**WHAT YOU WILL DO:**
Check every line of the material below for the string "chức", and return the ones that have it.

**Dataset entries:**
▽

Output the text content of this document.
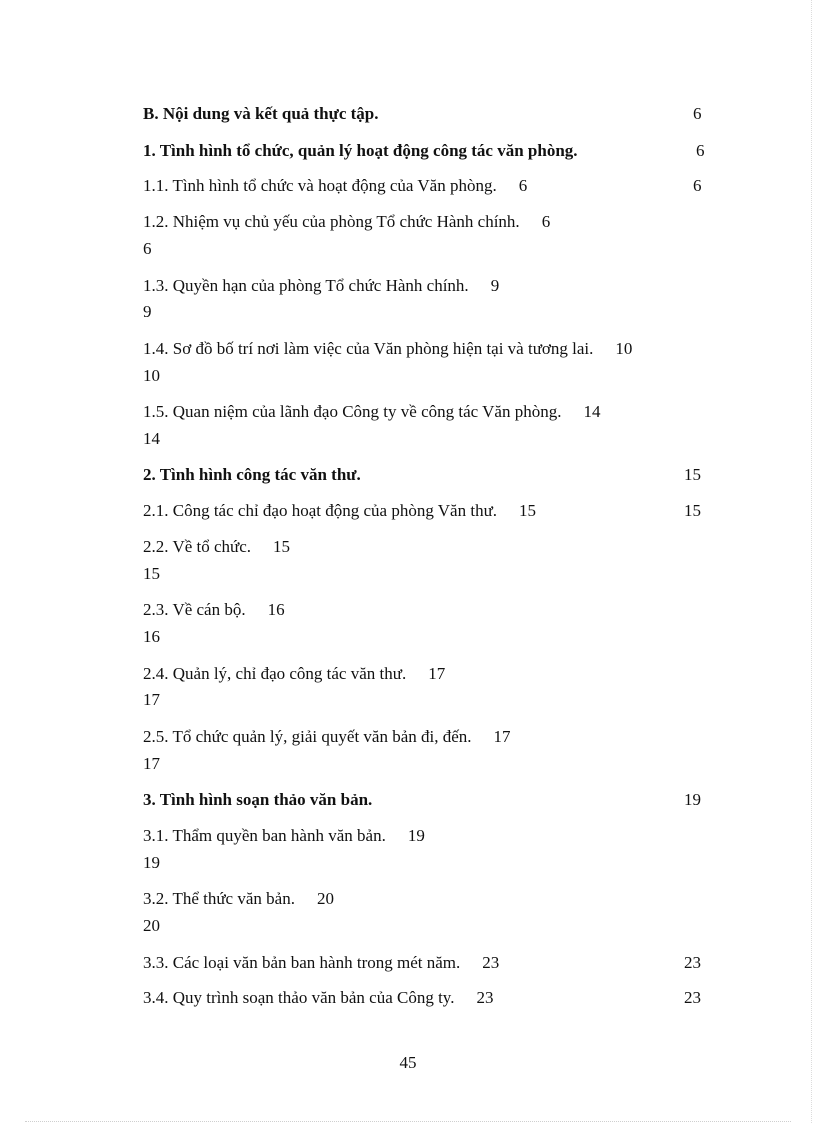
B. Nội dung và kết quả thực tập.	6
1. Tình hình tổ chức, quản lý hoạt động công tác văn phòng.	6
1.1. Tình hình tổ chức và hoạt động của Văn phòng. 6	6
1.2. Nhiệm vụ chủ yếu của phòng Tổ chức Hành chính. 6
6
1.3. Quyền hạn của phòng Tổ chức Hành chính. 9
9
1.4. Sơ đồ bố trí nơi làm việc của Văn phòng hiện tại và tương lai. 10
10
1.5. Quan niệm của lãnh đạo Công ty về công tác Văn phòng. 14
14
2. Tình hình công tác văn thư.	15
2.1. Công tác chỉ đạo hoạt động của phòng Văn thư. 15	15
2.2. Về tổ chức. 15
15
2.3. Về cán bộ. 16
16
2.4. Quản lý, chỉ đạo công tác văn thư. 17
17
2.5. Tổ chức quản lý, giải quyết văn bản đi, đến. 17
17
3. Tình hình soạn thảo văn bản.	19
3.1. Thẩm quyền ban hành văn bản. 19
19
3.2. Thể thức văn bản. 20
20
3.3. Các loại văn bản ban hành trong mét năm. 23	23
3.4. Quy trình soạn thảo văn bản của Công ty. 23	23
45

△
▽

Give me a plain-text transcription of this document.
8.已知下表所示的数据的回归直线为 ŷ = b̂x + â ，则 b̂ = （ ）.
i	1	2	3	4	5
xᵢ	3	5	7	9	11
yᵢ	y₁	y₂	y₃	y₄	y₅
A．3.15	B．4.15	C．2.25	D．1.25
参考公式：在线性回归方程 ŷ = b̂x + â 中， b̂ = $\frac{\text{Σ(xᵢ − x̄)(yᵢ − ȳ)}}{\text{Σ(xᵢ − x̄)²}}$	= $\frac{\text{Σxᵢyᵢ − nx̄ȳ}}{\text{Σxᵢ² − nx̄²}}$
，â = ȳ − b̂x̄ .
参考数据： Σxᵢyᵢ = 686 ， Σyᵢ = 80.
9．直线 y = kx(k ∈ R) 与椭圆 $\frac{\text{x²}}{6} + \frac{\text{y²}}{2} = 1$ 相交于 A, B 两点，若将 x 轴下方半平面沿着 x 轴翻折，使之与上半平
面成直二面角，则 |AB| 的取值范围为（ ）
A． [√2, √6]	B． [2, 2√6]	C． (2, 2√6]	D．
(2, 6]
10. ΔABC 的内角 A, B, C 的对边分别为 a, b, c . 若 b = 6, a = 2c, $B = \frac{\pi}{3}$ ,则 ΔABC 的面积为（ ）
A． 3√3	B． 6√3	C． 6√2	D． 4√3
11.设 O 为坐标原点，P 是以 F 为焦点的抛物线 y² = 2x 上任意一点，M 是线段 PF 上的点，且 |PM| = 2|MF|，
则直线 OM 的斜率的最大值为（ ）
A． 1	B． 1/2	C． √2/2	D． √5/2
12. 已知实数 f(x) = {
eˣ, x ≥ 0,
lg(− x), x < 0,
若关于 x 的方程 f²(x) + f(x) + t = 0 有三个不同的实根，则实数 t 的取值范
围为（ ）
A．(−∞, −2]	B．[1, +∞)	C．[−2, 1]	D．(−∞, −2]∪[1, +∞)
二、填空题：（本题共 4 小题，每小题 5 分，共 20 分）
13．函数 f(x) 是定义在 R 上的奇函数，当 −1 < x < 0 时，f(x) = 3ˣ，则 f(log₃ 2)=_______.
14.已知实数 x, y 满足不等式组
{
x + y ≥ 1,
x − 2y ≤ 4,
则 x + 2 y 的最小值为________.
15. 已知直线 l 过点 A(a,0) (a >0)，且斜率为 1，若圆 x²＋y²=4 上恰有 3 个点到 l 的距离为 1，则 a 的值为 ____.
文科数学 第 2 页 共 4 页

△

**SOLUTION TO THIS PROBLEM:**
1. Tình hình tổ chức, quản lý hoạt động công tác văn phòng.	6
1.1. Tình hình tổ chức và hoạt động của Văn phòng. 6	6
1.2. Nhiệm vụ chủ yếu của phòng Tổ chức Hành chính. 6
1.3. Quyền hạn của phòng Tổ chức Hành chính. 9
2.2. Về tổ chức. 15
2.5. Tổ chức quản lý, giải quyết văn bản đi, đến. 17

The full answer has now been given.